==== ENTRIES PROVIDED

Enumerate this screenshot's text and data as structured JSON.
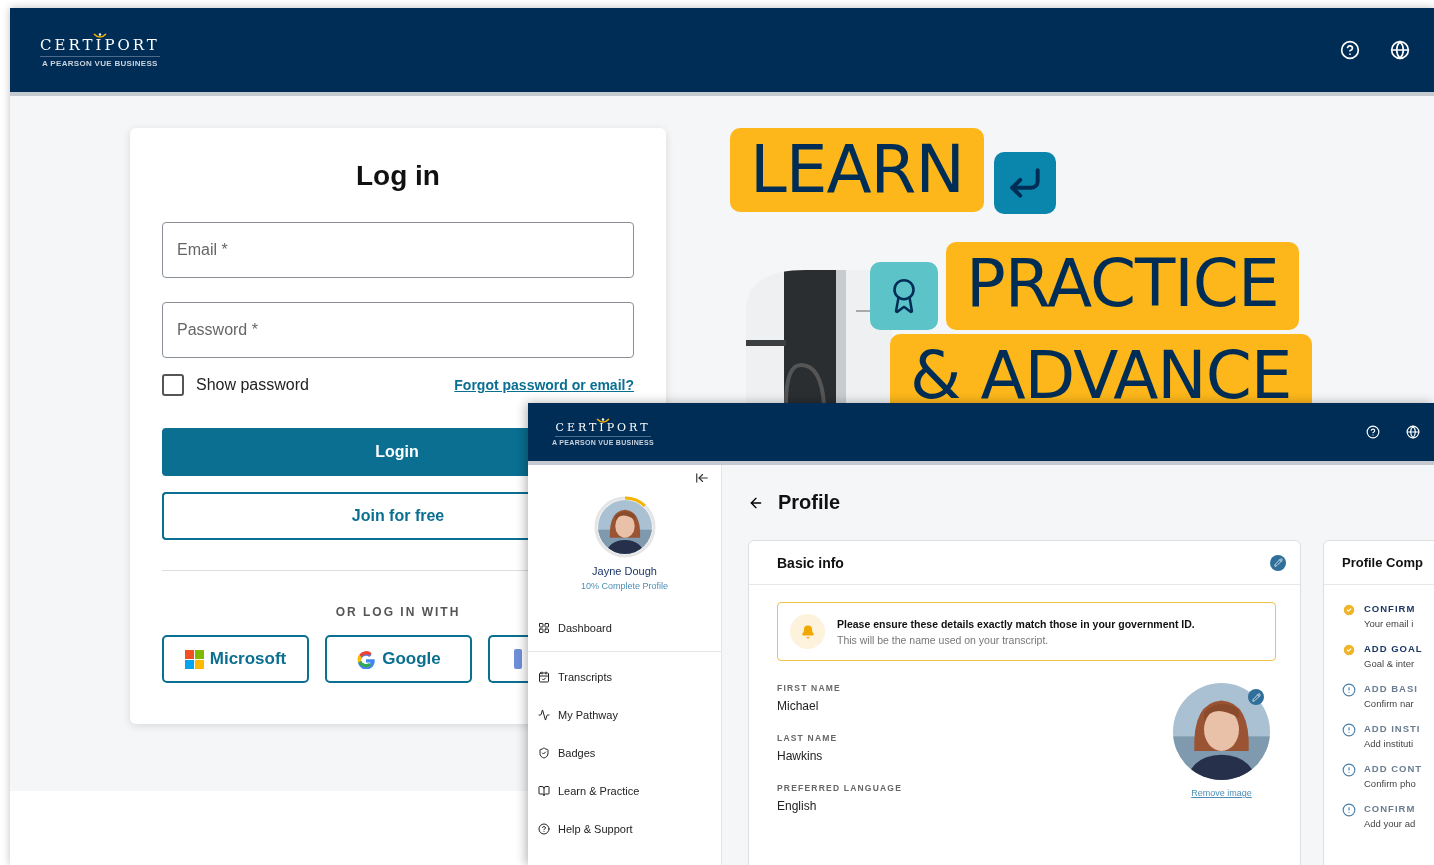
{
  "login_window": {
    "logo": {
      "wordmark": "CERTIPORT",
      "tagline": "A PEARSON VUE BUSINESS"
    },
    "login_card": {
      "title": "Log in",
      "fields": [
        {
          "placeholder": "Email *"
        },
        {
          "placeholder": "Password *"
        }
      ],
      "show_password": {
        "label": "Show password",
        "checked": false
      },
      "forgot_link": "Forgot password or email?",
      "login_button": "Login",
      "join_button": "Join for free",
      "divider_label": "OR LOG IN WITH",
      "providers": [
        {
          "kind": "microsoft",
          "label": "Microsoft"
        },
        {
          "kind": "google",
          "label": "Google"
        },
        {
          "kind": "other"
        }
      ]
    },
    "hero": {
      "lines": [
        "LEARN",
        "PRACTICE",
        "& ADVANCE"
      ]
    }
  },
  "profile_window": {
    "logo": {
      "wordmark": "CERTIPORT",
      "tagline": "A PEARSON VUE BUSINESS"
    },
    "sidebar": {
      "user_name": "Jayne Dough",
      "completion": "10% Complete Profile",
      "profile_ring": {
        "level": 0.12
      },
      "sections": [
        {
          "items": [
            {
              "kind": "dashboard",
              "label": "Dashboard"
            }
          ]
        },
        {
          "items": [
            {
              "kind": "transcripts",
              "label": "Transcripts"
            },
            {
              "kind": "pathway",
              "label": "My Pathway"
            },
            {
              "kind": "badges",
              "label": "Badges"
            },
            {
              "kind": "learn",
              "label": "Learn & Practice"
            },
            {
              "kind": "help",
              "label": "Help & Support"
            }
          ]
        }
      ]
    },
    "page_title": "Profile",
    "basic_info": {
      "title": "Basic info",
      "notice": {
        "title": "Please ensure these details exactly match those in your government ID.",
        "text": "This will be the name used on your transcript."
      },
      "fields": [
        {
          "label": "FIRST NAME",
          "value": "Michael"
        },
        {
          "label": "LAST NAME",
          "value": "Hawkins"
        },
        {
          "label": "PREFERRED LANGUAGE",
          "value": "English"
        }
      ],
      "remove_image": "Remove image"
    },
    "completion_card": {
      "title": "Profile Comp",
      "steps": [
        {
          "title": "CONFIRM",
          "text": "Your email i",
          "done": true
        },
        {
          "title": "ADD GOAL",
          "text": "Goal & inter",
          "done": true
        },
        {
          "title": "ADD BASI",
          "text": "Confirm nar",
          "done": false
        },
        {
          "title": "ADD INSTI",
          "text": "Add instituti",
          "done": false
        },
        {
          "title": "ADD CONT",
          "text": "Confirm pho",
          "done": false
        },
        {
          "title": "CONFIRM",
          "text": "Add your ad",
          "done": false
        }
      ]
    }
  }
}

========

**EXERCISE TASK**
Repeat everything in the records precisely. Images are excluded from the copy.

**OUTPUT**
Enumerate this screenshot's text and data as structured JSON.
{
  "login_window": {
    "logo": {
      "wordmark": "CERTIPORT",
      "tagline": "A PEARSON VUE BUSINESS"
    },
    "login_card": {
      "title": "Log in",
      "fields": [
        {
          "placeholder": "Email *"
        },
        {
          "placeholder": "Password *"
        }
      ],
      "show_password": {
        "label": "Show password",
        "checked": false
      },
      "forgot_link": "Forgot password or email?",
      "login_button": "Login",
      "join_button": "Join for free",
      "divider_label": "OR LOG IN WITH",
      "providers": [
        {
          "kind": "microsoft",
          "label": "Microsoft"
        },
        {
          "kind": "google",
          "label": "Google"
        },
        {
          "kind": "other"
        }
      ]
    },
    "hero": {
      "lines": [
        "LEARN",
        "PRACTICE",
        "& ADVANCE"
      ]
    }
  },
  "profile_window": {
    "logo": {
      "wordmark": "CERTIPORT",
      "tagline": "A PEARSON VUE BUSINESS"
    },
    "sidebar": {
      "user_name": "Jayne Dough",
      "completion": "10% Complete Profile",
      "profile_ring": {
        "level": 0.12
      },
      "sections": [
        {
          "items": [
            {
              "kind": "dashboard",
              "label": "Dashboard"
            }
          ]
        },
        {
          "items": [
            {
              "kind": "transcripts",
              "label": "Transcripts"
            },
            {
              "kind": "pathway",
              "label": "My Pathway"
            },
            {
              "kind": "badges",
              "label": "Badges"
            },
            {
              "kind": "learn",
              "label": "Learn & Practice"
            },
            {
              "kind": "help",
              "label": "Help & Support"
            }
          ]
        }
      ]
    },
    "page_title": "Profile",
    "basic_info": {
      "title": "Basic info",
      "notice": {
        "title": "Please ensure these details exactly match those in your government ID.",
        "text": "This will be the name used on your transcript."
      },
      "fields": [
        {
          "label": "FIRST NAME",
          "value": "Michael"
        },
        {
          "label": "LAST NAME",
          "value": "Hawkins"
        },
        {
          "label": "PREFERRED LANGUAGE",
          "value": "English"
        }
      ],
      "remove_image": "Remove image"
    },
    "completion_card": {
      "title": "Profile Comp",
      "steps": [
        {
          "title": "CONFIRM",
          "text": "Your email i",
          "done": true
        },
        {
          "title": "ADD GOAL",
          "text": "Goal & inter",
          "done": true
        },
        {
          "title": "ADD BASI",
          "text": "Confirm nar",
          "done": false
        },
        {
          "title": "ADD INSTI",
          "text": "Add instituti",
          "done": false
        },
        {
          "title": "ADD CONT",
          "text": "Confirm pho",
          "done": false
        },
        {
          "title": "CONFIRM",
          "text": "Add your ad",
          "done": false
        }
      ]
    }
  }
}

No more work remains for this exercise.